JOB: Within the records below, find each line that holds the string "auch", then copy it.

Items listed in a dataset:
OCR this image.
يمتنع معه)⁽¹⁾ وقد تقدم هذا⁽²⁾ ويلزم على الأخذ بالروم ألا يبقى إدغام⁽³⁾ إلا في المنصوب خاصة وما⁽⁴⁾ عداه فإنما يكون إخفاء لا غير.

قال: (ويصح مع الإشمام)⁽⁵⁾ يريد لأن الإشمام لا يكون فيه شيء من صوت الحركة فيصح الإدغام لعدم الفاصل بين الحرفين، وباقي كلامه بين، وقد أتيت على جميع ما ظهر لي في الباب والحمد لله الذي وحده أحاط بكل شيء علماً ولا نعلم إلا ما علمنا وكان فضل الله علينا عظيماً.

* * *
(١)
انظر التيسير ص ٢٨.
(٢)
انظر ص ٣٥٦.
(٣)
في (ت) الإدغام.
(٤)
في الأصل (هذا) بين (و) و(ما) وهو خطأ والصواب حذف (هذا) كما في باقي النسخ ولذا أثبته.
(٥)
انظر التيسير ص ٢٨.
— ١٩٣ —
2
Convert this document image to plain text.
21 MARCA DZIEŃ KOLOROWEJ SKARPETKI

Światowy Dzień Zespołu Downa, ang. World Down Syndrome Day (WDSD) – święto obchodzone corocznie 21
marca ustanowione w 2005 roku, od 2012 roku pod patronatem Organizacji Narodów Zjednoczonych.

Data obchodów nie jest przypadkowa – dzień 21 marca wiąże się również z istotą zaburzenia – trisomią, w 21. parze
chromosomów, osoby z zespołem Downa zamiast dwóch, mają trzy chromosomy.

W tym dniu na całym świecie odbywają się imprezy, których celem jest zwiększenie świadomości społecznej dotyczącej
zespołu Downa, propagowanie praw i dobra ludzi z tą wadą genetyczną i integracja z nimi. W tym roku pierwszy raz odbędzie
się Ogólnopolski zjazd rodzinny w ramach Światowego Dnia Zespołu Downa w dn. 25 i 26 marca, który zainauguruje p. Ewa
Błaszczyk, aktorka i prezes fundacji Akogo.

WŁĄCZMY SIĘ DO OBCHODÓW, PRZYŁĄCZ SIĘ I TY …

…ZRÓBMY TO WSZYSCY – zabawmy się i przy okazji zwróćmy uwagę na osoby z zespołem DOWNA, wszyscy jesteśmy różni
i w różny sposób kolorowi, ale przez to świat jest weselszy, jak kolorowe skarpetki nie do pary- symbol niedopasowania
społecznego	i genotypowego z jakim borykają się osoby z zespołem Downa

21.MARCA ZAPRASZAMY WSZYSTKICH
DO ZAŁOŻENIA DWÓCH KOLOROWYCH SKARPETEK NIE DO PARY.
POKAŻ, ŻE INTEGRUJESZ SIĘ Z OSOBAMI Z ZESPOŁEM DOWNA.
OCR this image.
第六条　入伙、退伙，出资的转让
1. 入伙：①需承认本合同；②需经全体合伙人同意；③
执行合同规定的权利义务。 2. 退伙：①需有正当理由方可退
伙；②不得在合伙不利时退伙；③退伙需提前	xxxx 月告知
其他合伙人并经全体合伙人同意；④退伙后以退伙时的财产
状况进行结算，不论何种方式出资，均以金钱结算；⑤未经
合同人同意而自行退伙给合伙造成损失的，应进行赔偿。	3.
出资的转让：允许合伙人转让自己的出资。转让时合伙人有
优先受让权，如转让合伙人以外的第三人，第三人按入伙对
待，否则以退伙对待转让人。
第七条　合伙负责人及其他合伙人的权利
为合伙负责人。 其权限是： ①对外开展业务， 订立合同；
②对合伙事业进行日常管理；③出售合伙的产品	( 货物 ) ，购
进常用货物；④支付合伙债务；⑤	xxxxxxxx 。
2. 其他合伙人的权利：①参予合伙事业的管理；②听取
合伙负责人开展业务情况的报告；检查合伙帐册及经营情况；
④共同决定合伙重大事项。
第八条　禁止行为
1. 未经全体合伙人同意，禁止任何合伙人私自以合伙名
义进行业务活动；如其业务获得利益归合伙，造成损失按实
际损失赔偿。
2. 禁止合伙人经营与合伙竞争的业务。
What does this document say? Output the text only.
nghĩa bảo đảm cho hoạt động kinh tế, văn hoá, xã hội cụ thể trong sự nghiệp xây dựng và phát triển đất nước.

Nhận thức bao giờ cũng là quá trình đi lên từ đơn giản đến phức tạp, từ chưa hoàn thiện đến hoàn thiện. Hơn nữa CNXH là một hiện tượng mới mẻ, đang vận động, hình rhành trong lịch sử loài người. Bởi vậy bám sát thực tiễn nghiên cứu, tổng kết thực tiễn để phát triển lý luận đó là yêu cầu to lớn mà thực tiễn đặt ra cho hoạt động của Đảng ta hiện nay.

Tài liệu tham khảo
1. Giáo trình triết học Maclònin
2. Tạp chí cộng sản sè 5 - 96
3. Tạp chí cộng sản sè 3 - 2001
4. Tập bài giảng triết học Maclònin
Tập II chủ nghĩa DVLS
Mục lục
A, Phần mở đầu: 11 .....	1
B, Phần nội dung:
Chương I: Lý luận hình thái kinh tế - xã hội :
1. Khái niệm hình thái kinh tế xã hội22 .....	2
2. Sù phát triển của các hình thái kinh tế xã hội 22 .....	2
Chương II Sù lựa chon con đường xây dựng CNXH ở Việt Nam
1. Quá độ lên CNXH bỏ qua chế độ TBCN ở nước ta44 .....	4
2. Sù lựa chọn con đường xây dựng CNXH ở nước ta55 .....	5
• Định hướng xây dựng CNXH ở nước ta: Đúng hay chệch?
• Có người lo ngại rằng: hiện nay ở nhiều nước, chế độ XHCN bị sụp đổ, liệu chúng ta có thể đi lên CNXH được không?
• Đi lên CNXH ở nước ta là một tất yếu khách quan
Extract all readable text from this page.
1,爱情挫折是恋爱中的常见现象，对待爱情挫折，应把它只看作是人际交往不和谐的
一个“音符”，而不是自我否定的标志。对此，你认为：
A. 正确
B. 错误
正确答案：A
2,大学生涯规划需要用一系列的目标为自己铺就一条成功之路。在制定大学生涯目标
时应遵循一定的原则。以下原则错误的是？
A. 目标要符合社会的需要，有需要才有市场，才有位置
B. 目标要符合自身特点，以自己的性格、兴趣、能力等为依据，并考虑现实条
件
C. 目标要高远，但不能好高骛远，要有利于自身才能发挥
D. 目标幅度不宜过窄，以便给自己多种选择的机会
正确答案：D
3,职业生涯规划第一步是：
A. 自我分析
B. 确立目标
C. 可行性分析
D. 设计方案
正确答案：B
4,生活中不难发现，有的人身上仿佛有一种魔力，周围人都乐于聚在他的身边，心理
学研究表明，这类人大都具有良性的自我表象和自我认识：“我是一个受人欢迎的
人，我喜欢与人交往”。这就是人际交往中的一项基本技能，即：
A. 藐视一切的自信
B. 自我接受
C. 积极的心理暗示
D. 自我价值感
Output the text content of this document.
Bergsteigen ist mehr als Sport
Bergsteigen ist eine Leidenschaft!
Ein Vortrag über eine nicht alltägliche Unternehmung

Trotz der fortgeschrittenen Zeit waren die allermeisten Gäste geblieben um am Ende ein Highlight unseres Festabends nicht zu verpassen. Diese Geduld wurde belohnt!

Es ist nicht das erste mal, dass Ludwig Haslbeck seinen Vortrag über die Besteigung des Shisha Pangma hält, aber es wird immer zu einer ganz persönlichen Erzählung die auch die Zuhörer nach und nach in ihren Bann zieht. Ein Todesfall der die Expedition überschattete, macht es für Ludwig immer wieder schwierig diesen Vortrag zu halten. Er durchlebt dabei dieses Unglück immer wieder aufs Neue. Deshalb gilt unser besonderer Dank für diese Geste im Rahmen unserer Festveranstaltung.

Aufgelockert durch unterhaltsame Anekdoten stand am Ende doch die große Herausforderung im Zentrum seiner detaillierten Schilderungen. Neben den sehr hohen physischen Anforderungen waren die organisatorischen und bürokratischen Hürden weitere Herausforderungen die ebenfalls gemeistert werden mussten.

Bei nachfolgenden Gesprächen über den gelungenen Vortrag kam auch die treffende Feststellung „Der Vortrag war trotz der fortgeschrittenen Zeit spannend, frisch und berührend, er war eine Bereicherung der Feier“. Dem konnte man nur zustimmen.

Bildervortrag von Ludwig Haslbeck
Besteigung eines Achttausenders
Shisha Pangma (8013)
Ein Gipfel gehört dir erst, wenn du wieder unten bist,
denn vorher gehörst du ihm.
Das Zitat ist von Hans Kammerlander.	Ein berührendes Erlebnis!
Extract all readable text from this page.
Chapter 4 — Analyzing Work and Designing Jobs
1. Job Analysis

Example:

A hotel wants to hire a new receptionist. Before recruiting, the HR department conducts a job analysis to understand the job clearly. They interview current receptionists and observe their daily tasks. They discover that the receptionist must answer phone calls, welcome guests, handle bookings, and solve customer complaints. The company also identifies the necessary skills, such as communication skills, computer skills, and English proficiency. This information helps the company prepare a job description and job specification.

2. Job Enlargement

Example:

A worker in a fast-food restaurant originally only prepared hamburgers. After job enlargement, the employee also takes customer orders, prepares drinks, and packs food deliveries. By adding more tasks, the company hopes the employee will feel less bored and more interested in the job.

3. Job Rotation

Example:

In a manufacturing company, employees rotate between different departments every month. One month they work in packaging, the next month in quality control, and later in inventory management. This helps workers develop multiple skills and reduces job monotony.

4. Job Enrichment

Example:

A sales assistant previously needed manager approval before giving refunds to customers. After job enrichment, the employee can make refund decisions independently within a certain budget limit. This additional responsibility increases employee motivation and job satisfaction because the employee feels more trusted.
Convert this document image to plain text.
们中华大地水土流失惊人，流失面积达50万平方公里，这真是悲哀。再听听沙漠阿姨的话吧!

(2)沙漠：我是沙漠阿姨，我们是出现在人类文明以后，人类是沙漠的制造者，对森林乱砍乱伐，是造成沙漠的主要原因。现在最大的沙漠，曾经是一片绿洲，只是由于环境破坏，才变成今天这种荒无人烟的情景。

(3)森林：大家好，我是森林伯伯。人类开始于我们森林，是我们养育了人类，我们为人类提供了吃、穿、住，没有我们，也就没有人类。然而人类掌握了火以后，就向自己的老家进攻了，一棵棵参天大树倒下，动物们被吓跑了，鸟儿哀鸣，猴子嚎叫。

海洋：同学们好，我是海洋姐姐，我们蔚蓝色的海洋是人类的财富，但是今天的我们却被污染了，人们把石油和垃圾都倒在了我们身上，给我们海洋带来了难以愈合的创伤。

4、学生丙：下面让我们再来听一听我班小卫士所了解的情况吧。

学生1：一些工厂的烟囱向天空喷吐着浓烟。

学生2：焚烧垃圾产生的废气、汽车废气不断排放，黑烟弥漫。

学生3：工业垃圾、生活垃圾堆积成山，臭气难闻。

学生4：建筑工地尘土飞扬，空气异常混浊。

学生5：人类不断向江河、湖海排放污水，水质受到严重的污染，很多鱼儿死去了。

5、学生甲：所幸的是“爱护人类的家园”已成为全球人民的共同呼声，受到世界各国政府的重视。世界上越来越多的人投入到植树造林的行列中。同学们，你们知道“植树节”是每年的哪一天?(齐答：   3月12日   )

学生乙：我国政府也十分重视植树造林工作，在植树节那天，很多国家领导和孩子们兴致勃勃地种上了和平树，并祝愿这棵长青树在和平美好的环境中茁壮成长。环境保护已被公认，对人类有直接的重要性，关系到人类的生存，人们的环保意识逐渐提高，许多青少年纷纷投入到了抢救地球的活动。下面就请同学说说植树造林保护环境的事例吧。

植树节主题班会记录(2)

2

FULL RESPONSE:
Es ist nicht das erste mal, dass Ludwig Haslbeck seinen Vortrag über die Besteigung des Shisha Pangma hält, aber es wird immer zu einer ganz persönlichen Erzählung die auch die Zuhörer nach und nach in ihren Bann zieht. Ein Todesfall der die Expedition überschattete, macht es für Ludwig immer wieder schwierig diesen Vortrag zu halten. Er durchlebt dabei dieses Unglück immer wieder aufs Neue. Deshalb gilt unser besonderer Dank für diese Geste im Rahmen unserer Festveranstaltung.
Bei nachfolgenden Gesprächen über den gelungenen Vortrag kam auch die treffende Feststellung „Der Vortrag war trotz der fortgeschrittenen Zeit spannend, frisch und berührend, er war eine Bereicherung der Feier“. Dem konnte man nur zustimmen.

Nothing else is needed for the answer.